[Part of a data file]
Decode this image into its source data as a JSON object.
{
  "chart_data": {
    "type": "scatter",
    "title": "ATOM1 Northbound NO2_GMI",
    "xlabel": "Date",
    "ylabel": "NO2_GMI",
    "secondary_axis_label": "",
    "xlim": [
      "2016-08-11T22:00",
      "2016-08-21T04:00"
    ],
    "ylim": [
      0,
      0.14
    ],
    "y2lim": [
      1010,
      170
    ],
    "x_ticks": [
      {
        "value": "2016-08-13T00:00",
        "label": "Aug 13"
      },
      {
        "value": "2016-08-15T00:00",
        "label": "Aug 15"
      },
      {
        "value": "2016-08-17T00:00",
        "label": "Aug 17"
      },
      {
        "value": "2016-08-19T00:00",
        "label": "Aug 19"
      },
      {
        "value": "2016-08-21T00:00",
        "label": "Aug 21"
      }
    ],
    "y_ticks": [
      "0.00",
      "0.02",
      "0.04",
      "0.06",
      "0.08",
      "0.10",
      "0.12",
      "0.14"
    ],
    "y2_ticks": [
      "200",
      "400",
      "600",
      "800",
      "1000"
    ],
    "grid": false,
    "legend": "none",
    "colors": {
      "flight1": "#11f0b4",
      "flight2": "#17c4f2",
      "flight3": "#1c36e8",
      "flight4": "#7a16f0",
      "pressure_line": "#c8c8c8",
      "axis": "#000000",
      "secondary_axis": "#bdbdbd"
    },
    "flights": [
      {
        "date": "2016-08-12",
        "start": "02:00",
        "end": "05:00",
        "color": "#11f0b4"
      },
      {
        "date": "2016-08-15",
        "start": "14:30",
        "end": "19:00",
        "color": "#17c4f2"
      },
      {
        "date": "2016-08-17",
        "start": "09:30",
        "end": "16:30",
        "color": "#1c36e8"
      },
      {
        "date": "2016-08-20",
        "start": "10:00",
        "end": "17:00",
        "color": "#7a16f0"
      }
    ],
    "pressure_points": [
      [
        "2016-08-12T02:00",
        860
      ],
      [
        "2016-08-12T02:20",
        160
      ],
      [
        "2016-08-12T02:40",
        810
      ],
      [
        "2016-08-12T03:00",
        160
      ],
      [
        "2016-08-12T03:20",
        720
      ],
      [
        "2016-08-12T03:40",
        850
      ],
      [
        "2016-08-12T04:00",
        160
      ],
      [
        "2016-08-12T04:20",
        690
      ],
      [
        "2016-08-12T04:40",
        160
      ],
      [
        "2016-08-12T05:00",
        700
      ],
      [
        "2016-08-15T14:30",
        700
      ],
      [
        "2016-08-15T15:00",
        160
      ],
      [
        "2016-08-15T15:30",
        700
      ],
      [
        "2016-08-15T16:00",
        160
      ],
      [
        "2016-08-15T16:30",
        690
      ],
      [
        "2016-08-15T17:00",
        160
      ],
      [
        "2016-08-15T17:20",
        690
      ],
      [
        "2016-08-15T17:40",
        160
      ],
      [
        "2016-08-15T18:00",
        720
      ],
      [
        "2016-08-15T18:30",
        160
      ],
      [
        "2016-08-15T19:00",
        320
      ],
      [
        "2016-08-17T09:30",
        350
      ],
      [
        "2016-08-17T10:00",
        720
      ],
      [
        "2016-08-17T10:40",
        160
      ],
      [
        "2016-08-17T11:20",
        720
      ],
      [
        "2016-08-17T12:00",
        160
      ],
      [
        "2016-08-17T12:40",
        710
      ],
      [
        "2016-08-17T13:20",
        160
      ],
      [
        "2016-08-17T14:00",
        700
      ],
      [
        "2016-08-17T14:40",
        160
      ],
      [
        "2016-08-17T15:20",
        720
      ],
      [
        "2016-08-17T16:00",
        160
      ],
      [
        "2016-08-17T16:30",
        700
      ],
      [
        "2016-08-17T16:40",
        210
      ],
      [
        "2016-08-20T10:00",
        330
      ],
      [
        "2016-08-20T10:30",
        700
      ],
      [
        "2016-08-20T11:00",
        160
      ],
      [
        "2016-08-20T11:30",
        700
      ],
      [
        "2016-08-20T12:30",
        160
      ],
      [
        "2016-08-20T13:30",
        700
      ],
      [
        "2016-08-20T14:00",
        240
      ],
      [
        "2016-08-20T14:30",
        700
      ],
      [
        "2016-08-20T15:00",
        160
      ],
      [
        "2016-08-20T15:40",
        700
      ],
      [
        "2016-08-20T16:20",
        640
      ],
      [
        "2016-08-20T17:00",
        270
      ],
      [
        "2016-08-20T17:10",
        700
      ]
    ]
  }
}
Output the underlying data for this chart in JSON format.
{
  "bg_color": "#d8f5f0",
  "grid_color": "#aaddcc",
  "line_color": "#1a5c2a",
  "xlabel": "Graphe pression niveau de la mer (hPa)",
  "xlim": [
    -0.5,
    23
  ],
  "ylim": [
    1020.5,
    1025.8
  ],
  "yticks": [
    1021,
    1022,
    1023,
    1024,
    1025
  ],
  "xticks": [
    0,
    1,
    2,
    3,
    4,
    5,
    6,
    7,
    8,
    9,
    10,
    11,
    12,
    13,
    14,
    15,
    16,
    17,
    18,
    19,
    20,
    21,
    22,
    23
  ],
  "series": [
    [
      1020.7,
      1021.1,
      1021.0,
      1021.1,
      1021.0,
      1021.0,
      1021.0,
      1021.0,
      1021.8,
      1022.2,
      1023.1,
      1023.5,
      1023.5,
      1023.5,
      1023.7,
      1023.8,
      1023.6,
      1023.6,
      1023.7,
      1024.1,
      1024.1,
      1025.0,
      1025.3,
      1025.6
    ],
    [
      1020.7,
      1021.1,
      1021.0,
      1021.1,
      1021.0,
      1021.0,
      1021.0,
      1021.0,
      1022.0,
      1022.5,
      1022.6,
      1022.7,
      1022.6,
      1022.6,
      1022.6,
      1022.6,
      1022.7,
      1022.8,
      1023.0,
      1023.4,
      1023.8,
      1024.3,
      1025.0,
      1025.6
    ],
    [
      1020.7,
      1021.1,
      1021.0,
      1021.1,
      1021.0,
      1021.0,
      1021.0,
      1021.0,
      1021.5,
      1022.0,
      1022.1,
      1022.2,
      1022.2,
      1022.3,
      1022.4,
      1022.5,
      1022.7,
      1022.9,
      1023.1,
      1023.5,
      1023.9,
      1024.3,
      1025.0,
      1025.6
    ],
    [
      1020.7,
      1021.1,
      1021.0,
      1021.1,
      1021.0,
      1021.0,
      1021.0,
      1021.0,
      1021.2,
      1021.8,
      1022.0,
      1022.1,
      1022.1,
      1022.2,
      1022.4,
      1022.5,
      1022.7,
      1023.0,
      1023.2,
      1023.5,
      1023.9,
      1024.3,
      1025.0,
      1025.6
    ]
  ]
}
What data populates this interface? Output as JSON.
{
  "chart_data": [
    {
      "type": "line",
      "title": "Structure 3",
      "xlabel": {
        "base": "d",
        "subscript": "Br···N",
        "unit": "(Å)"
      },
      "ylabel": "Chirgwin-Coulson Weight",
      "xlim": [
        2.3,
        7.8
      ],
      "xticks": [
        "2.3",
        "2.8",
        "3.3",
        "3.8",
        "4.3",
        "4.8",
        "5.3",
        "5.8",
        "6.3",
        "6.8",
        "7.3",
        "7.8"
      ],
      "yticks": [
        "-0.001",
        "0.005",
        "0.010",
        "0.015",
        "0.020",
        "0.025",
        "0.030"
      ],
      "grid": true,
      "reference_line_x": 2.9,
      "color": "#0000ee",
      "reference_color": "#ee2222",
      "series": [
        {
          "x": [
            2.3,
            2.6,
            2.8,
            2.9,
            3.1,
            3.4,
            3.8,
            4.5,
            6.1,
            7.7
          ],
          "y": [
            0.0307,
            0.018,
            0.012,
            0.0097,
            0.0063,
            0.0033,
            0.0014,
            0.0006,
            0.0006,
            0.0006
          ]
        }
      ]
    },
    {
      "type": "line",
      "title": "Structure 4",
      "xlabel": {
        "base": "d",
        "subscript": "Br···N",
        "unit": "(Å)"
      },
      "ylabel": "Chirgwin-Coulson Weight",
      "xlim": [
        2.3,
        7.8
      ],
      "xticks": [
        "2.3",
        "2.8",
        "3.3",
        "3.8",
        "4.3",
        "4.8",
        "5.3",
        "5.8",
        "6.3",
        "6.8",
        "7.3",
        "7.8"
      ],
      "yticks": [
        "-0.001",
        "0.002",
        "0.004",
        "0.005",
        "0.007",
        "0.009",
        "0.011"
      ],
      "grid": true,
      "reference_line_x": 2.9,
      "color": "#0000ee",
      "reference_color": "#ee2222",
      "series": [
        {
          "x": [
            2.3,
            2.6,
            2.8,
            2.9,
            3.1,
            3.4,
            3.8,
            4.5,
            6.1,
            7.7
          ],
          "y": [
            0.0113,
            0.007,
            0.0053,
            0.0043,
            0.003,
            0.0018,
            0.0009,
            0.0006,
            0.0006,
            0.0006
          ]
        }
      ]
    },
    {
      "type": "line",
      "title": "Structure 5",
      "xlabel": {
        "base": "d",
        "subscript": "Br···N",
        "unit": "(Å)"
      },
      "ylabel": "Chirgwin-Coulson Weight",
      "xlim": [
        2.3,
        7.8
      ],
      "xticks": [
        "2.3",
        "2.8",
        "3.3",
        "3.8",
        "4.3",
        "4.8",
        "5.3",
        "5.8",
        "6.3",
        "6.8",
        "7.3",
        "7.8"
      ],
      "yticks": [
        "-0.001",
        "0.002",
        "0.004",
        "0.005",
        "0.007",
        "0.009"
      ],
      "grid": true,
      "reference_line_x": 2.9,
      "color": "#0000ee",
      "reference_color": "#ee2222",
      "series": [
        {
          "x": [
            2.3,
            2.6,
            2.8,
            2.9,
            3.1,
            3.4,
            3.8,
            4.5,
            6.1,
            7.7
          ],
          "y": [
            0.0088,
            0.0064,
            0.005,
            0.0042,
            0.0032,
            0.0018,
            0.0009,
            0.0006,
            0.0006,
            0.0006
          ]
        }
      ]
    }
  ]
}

** Exercise details **
Find how many lines in the listing hold "JSON", and reply with that number only.

** Expected answer **
3